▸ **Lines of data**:
"""

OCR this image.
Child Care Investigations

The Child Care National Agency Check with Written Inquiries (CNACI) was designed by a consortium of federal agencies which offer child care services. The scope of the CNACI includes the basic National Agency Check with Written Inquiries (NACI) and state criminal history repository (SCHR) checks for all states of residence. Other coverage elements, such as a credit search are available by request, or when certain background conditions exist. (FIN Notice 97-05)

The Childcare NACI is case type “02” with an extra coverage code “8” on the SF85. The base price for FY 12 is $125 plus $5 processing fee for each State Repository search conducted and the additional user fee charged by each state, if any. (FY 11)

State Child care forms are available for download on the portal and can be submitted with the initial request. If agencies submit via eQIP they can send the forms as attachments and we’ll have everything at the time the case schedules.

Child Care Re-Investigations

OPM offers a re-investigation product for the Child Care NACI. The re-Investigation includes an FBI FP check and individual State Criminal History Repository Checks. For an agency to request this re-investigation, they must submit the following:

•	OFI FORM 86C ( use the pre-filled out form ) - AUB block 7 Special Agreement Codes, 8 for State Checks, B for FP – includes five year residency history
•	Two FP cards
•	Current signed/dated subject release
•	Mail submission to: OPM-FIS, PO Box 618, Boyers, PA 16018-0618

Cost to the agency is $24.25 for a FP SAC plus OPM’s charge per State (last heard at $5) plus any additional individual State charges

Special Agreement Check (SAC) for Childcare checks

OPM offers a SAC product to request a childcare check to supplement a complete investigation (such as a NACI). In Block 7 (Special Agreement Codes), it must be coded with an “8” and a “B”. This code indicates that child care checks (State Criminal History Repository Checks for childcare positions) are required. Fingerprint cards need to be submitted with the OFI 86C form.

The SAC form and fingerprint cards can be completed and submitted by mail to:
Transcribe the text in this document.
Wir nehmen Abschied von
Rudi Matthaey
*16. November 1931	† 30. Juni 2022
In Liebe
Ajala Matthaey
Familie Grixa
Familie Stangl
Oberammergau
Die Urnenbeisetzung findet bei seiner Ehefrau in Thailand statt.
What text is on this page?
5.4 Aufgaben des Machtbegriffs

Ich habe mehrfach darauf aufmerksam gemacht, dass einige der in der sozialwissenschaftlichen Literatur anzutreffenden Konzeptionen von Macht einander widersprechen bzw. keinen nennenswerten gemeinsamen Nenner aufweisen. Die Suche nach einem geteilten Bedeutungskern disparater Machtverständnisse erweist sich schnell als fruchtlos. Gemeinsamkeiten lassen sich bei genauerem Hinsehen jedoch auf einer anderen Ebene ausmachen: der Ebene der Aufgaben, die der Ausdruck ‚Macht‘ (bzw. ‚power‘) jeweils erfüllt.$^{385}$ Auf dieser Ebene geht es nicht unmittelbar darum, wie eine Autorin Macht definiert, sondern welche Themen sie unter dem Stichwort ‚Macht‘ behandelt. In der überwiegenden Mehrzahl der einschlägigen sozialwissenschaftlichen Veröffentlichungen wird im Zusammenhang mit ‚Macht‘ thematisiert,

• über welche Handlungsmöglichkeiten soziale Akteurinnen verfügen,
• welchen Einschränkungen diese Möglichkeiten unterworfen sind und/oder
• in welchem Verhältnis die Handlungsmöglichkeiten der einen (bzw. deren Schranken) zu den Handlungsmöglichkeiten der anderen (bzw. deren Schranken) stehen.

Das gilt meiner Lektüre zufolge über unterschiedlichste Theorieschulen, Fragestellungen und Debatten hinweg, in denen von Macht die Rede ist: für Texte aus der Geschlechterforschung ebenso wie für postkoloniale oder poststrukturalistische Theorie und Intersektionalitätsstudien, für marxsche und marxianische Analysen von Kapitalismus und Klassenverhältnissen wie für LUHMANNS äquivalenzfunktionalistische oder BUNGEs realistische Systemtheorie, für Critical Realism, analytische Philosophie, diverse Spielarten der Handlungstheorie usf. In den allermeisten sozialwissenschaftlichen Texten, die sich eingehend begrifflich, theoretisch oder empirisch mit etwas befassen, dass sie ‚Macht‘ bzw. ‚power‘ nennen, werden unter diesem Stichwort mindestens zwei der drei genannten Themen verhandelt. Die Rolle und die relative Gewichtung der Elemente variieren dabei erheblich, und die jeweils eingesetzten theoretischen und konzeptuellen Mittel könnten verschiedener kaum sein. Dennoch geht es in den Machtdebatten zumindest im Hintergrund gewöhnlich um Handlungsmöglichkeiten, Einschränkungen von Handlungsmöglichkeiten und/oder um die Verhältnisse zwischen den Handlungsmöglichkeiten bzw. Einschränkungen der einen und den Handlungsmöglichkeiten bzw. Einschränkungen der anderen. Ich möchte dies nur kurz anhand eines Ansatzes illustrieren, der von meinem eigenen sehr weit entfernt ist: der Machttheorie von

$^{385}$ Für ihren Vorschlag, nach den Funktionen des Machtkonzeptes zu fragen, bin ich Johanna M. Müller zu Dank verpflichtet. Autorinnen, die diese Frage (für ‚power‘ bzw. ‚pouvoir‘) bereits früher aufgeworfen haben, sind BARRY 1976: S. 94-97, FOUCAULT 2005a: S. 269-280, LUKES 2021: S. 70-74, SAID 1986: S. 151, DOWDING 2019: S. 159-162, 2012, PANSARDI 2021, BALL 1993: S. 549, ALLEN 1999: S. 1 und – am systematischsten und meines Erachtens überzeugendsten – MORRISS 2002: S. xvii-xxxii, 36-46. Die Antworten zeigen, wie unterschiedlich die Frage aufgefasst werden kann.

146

"""

▸ **TASK TO CARRY OUT**: Look through the records and gather every line containing "plus".

▸ **FINAL RESULT**:
The Childcare NACI is case type “02” with an extra coverage code “8” on the SF85. The base price for FY 12 is $125 plus $5 processing fee for each State Repository search conducted and the additional user fee charged by each state, if any. (FY 11)
Cost to the agency is $24.25 for a FP SAC plus OPM’s charge per State (last heard at $5) plus any additional individual State charges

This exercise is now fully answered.